▶ _EXERCISE BRIEF_: All entries must be repeated exactly; do not include the pictures.

Begin DATA LINES

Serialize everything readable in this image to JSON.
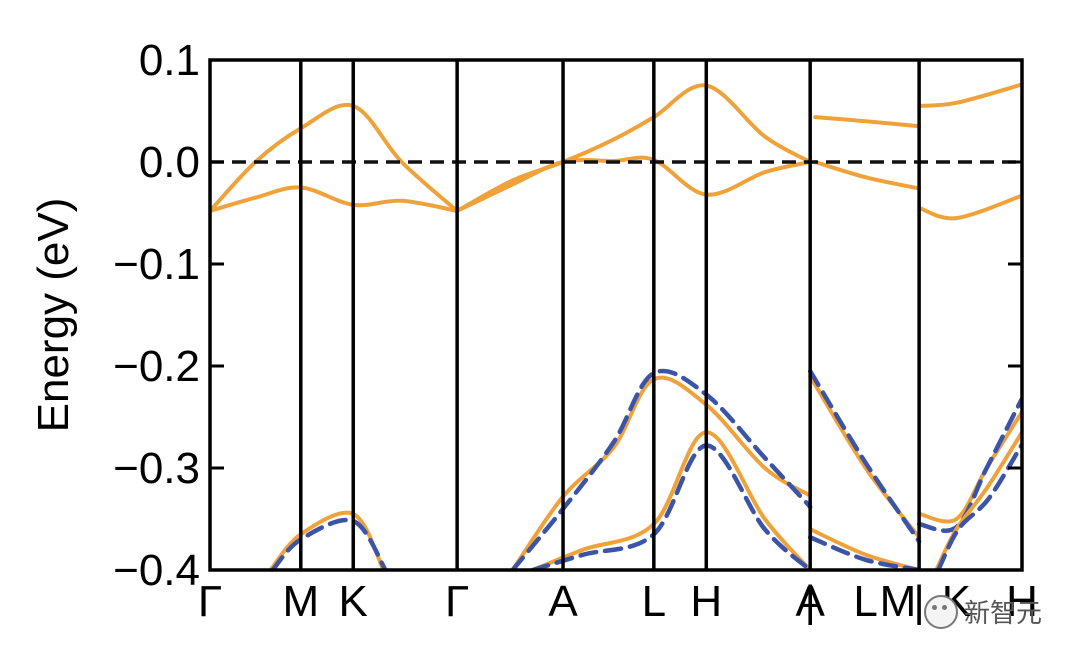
{
  "chart_data": {
    "type": "line",
    "ylabel": "Energy (eV)",
    "ylim": [
      -0.4,
      0.1
    ],
    "yticks": [
      "0.1",
      "0.0",
      "−0.1",
      "−0.2",
      "−0.3",
      "−0.4"
    ],
    "ytick_values": [
      0.1,
      0.0,
      -0.1,
      -0.2,
      -0.3,
      -0.4
    ],
    "xticks": [
      "Γ",
      "M",
      "K",
      "Γ",
      "A",
      "L",
      "H",
      "A",
      "|",
      "L",
      "M",
      "|",
      "K",
      "H"
    ],
    "xtick_positions": [
      0,
      0.9,
      1.42,
      2.45,
      3.5,
      4.4,
      4.92,
      5.95,
      5.95,
      6.5,
      6.82,
      7.03,
      7.4,
      8.05
    ],
    "xlim": [
      0,
      8.05
    ],
    "kpath_boundaries": [
      0.9,
      1.42,
      2.45,
      3.5,
      4.4,
      4.92,
      5.95,
      7.03
    ],
    "reference_line": {
      "y": 0.0,
      "style": "dashed",
      "color": "#111111"
    },
    "series": [
      {
        "color": "#F0A23A",
        "style": "solid",
        "x": [
          0,
          0.45,
          0.9,
          1.42,
          1.9,
          2.45
        ],
        "y": [
          -0.048,
          0.0,
          0.033,
          0.055,
          0.0,
          -0.048
        ]
      },
      {
        "color": "#F0A23A",
        "style": "solid",
        "x": [
          0,
          0.45,
          0.9,
          1.42,
          1.9,
          2.45
        ],
        "y": [
          -0.048,
          -0.035,
          -0.025,
          -0.042,
          -0.038,
          -0.048
        ]
      },
      {
        "color": "#F0A23A",
        "style": "solid",
        "x": [
          2.45,
          3.0,
          3.5,
          4.0,
          4.4,
          4.92,
          5.5,
          5.95
        ],
        "y": [
          -0.048,
          -0.018,
          0.0,
          0.022,
          0.044,
          0.075,
          0.025,
          0.0
        ]
      },
      {
        "color": "#F0A23A",
        "style": "solid",
        "x": [
          2.45,
          3.0,
          3.5,
          4.0,
          4.4,
          4.92,
          5.5,
          5.95
        ],
        "y": [
          -0.048,
          -0.022,
          0.0,
          0.001,
          0.002,
          -0.032,
          -0.01,
          0.0
        ]
      },
      {
        "color": "#F0A23A",
        "style": "solid",
        "x": [
          6.0,
          6.5,
          7.03
        ],
        "y": [
          0.044,
          0.04,
          0.035
        ]
      },
      {
        "color": "#F0A23A",
        "style": "solid",
        "x": [
          6.0,
          6.5,
          7.03
        ],
        "y": [
          0.0,
          -0.015,
          -0.026
        ]
      },
      {
        "color": "#F0A23A",
        "style": "solid",
        "x": [
          7.03,
          7.4,
          8.05
        ],
        "y": [
          0.055,
          0.058,
          0.076
        ]
      },
      {
        "color": "#F0A23A",
        "style": "solid",
        "x": [
          7.03,
          7.4,
          8.05
        ],
        "y": [
          -0.045,
          -0.055,
          -0.033
        ]
      },
      {
        "color": "#F0A23A",
        "style": "solid",
        "x": [
          0.6,
          0.9,
          1.42,
          1.72
        ],
        "y": [
          -0.4,
          -0.365,
          -0.345,
          -0.4
        ]
      },
      {
        "color": "#3B54A8",
        "style": "dashed",
        "x": [
          0.62,
          0.9,
          1.42,
          1.74
        ],
        "y": [
          -0.4,
          -0.37,
          -0.352,
          -0.4
        ]
      },
      {
        "color": "#F0A23A",
        "style": "solid",
        "x": [
          3.0,
          3.5,
          4.0,
          4.4,
          4.92,
          5.5,
          5.95
        ],
        "y": [
          -0.4,
          -0.328,
          -0.28,
          -0.213,
          -0.238,
          -0.3,
          -0.327
        ]
      },
      {
        "color": "#3B54A8",
        "style": "dashed",
        "x": [
          3.0,
          3.5,
          4.0,
          4.4,
          4.92,
          5.5,
          5.95
        ],
        "y": [
          -0.4,
          -0.34,
          -0.275,
          -0.207,
          -0.228,
          -0.29,
          -0.338
        ]
      },
      {
        "color": "#F0A23A",
        "style": "solid",
        "x": [
          3.2,
          3.7,
          4.4,
          4.92,
          5.5,
          5.95
        ],
        "y": [
          -0.4,
          -0.38,
          -0.355,
          -0.265,
          -0.35,
          -0.4
        ]
      },
      {
        "color": "#3B54A8",
        "style": "dashed",
        "x": [
          3.2,
          3.7,
          4.4,
          4.92,
          5.5,
          5.95
        ],
        "y": [
          -0.4,
          -0.385,
          -0.365,
          -0.278,
          -0.36,
          -0.4
        ]
      },
      {
        "color": "#F0A23A",
        "style": "solid",
        "x": [
          5.95,
          6.5,
          7.03
        ],
        "y": [
          -0.21,
          -0.3,
          -0.368
        ]
      },
      {
        "color": "#3B54A8",
        "style": "dashed",
        "x": [
          5.95,
          6.5,
          7.03
        ],
        "y": [
          -0.205,
          -0.295,
          -0.372
        ]
      },
      {
        "color": "#F0A23A",
        "style": "solid",
        "x": [
          5.95,
          6.5,
          7.03
        ],
        "y": [
          -0.36,
          -0.385,
          -0.4
        ]
      },
      {
        "color": "#3B54A8",
        "style": "dashed",
        "x": [
          5.95,
          6.5,
          7.03
        ],
        "y": [
          -0.368,
          -0.39,
          -0.4
        ]
      },
      {
        "color": "#F0A23A",
        "style": "solid",
        "x": [
          7.03,
          7.4,
          7.7,
          8.05
        ],
        "y": [
          -0.345,
          -0.35,
          -0.3,
          -0.245
        ]
      },
      {
        "color": "#3B54A8",
        "style": "dashed",
        "x": [
          7.03,
          7.4,
          7.7,
          8.05
        ],
        "y": [
          -0.355,
          -0.358,
          -0.3,
          -0.232
        ]
      },
      {
        "color": "#F0A23A",
        "style": "solid",
        "x": [
          7.2,
          7.4,
          7.7,
          8.05
        ],
        "y": [
          -0.4,
          -0.36,
          -0.32,
          -0.265
        ]
      },
      {
        "color": "#3B54A8",
        "style": "dashed",
        "x": [
          7.22,
          7.42,
          7.72,
          8.05
        ],
        "y": [
          -0.4,
          -0.36,
          -0.33,
          -0.277
        ]
      }
    ]
  },
  "watermark": {
    "text": "新智元",
    "icon": "wechat-icon"
  }
}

End DATA LINES

▶ _SOLUTION FOR THIS PROBLEM_:
Serialize everything readable in this image to JSON.
{
  "chart_data": {
    "type": "line",
    "ylabel": "Energy (eV)",
    "ylim": [
      -0.4,
      0.1
    ],
    "yticks": [
      "0.1",
      "0.0",
      "−0.1",
      "−0.2",
      "−0.3",
      "−0.4"
    ],
    "ytick_values": [
      0.1,
      0.0,
      -0.1,
      -0.2,
      -0.3,
      -0.4
    ],
    "xticks": [
      "Γ",
      "M",
      "K",
      "Γ",
      "A",
      "L",
      "H",
      "A",
      "|",
      "L",
      "M",
      "|",
      "K",
      "H"
    ],
    "xtick_positions": [
      0,
      0.9,
      1.42,
      2.45,
      3.5,
      4.4,
      4.92,
      5.95,
      5.95,
      6.5,
      6.82,
      7.03,
      7.4,
      8.05
    ],
    "xlim": [
      0,
      8.05
    ],
    "kpath_boundaries": [
      0.9,
      1.42,
      2.45,
      3.5,
      4.4,
      4.92,
      5.95,
      7.03
    ],
    "reference_line": {
      "y": 0.0,
      "style": "dashed",
      "color": "#111111"
    },
    "series": [
      {
        "color": "#F0A23A",
        "style": "solid",
        "x": [
          0,
          0.45,
          0.9,
          1.42,
          1.9,
          2.45
        ],
        "y": [
          -0.048,
          0.0,
          0.033,
          0.055,
          0.0,
          -0.048
        ]
      },
      {
        "color": "#F0A23A",
        "style": "solid",
        "x": [
          0,
          0.45,
          0.9,
          1.42,
          1.9,
          2.45
        ],
        "y": [
          -0.048,
          -0.035,
          -0.025,
          -0.042,
          -0.038,
          -0.048
        ]
      },
      {
        "color": "#F0A23A",
        "style": "solid",
        "x": [
          2.45,
          3.0,
          3.5,
          4.0,
          4.4,
          4.92,
          5.5,
          5.95
        ],
        "y": [
          -0.048,
          -0.018,
          0.0,
          0.022,
          0.044,
          0.075,
          0.025,
          0.0
        ]
      },
      {
        "color": "#F0A23A",
        "style": "solid",
        "x": [
          2.45,
          3.0,
          3.5,
          4.0,
          4.4,
          4.92,
          5.5,
          5.95
        ],
        "y": [
          -0.048,
          -0.022,
          0.0,
          0.001,
          0.002,
          -0.032,
          -0.01,
          0.0
        ]
      },
      {
        "color": "#F0A23A",
        "style": "solid",
        "x": [
          6.0,
          6.5,
          7.03
        ],
        "y": [
          0.044,
          0.04,
          0.035
        ]
      },
      {
        "color": "#F0A23A",
        "style": "solid",
        "x": [
          6.0,
          6.5,
          7.03
        ],
        "y": [
          0.0,
          -0.015,
          -0.026
        ]
      },
      {
        "color": "#F0A23A",
        "style": "solid",
        "x": [
          7.03,
          7.4,
          8.05
        ],
        "y": [
          0.055,
          0.058,
          0.076
        ]
      },
      {
        "color": "#F0A23A",
        "style": "solid",
        "x": [
          7.03,
          7.4,
          8.05
        ],
        "y": [
          -0.045,
          -0.055,
          -0.033
        ]
      },
      {
        "color": "#F0A23A",
        "style": "solid",
        "x": [
          0.6,
          0.9,
          1.42,
          1.72
        ],
        "y": [
          -0.4,
          -0.365,
          -0.345,
          -0.4
        ]
      },
      {
        "color": "#3B54A8",
        "style": "dashed",
        "x": [
          0.62,
          0.9,
          1.42,
          1.74
        ],
        "y": [
          -0.4,
          -0.37,
          -0.352,
          -0.4
        ]
      },
      {
        "color": "#F0A23A",
        "style": "solid",
        "x": [
          3.0,
          3.5,
          4.0,
          4.4,
          4.92,
          5.5,
          5.95
        ],
        "y": [
          -0.4,
          -0.328,
          -0.28,
          -0.213,
          -0.238,
          -0.3,
          -0.327
        ]
      },
      {
        "color": "#3B54A8",
        "style": "dashed",
        "x": [
          3.0,
          3.5,
          4.0,
          4.4,
          4.92,
          5.5,
          5.95
        ],
        "y": [
          -0.4,
          -0.34,
          -0.275,
          -0.207,
          -0.228,
          -0.29,
          -0.338
        ]
      },
      {
        "color": "#F0A23A",
        "style": "solid",
        "x": [
          3.2,
          3.7,
          4.4,
          4.92,
          5.5,
          5.95
        ],
        "y": [
          -0.4,
          -0.38,
          -0.355,
          -0.265,
          -0.35,
          -0.4
        ]
      },
      {
        "color": "#3B54A8",
        "style": "dashed",
        "x": [
          3.2,
          3.7,
          4.4,
          4.92,
          5.5,
          5.95
        ],
        "y": [
          -0.4,
          -0.385,
          -0.365,
          -0.278,
          -0.36,
          -0.4
        ]
      },
      {
        "color": "#F0A23A",
        "style": "solid",
        "x": [
          5.95,
          6.5,
          7.03
        ],
        "y": [
          -0.21,
          -0.3,
          -0.368
        ]
      },
      {
        "color": "#3B54A8",
        "style": "dashed",
        "x": [
          5.95,
          6.5,
          7.03
        ],
        "y": [
          -0.205,
          -0.295,
          -0.372
        ]
      },
      {
        "color": "#F0A23A",
        "style": "solid",
        "x": [
          5.95,
          6.5,
          7.03
        ],
        "y": [
          -0.36,
          -0.385,
          -0.4
        ]
      },
      {
        "color": "#3B54A8",
        "style": "dashed",
        "x": [
          5.95,
          6.5,
          7.03
        ],
        "y": [
          -0.368,
          -0.39,
          -0.4
        ]
      },
      {
        "color": "#F0A23A",
        "style": "solid",
        "x": [
          7.03,
          7.4,
          7.7,
          8.05
        ],
        "y": [
          -0.345,
          -0.35,
          -0.3,
          -0.245
        ]
      },
      {
        "color": "#3B54A8",
        "style": "dashed",
        "x": [
          7.03,
          7.4,
          7.7,
          8.05
        ],
        "y": [
          -0.355,
          -0.358,
          -0.3,
          -0.232
        ]
      },
      {
        "color": "#F0A23A",
        "style": "solid",
        "x": [
          7.2,
          7.4,
          7.7,
          8.05
        ],
        "y": [
          -0.4,
          -0.36,
          -0.32,
          -0.265
        ]
      },
      {
        "color": "#3B54A8",
        "style": "dashed",
        "x": [
          7.22,
          7.42,
          7.72,
          8.05
        ],
        "y": [
          -0.4,
          -0.36,
          -0.33,
          -0.277
        ]
      }
    ]
  },
  "watermark": {
    "text": "新智元",
    "icon": "wechat-icon"
  }
}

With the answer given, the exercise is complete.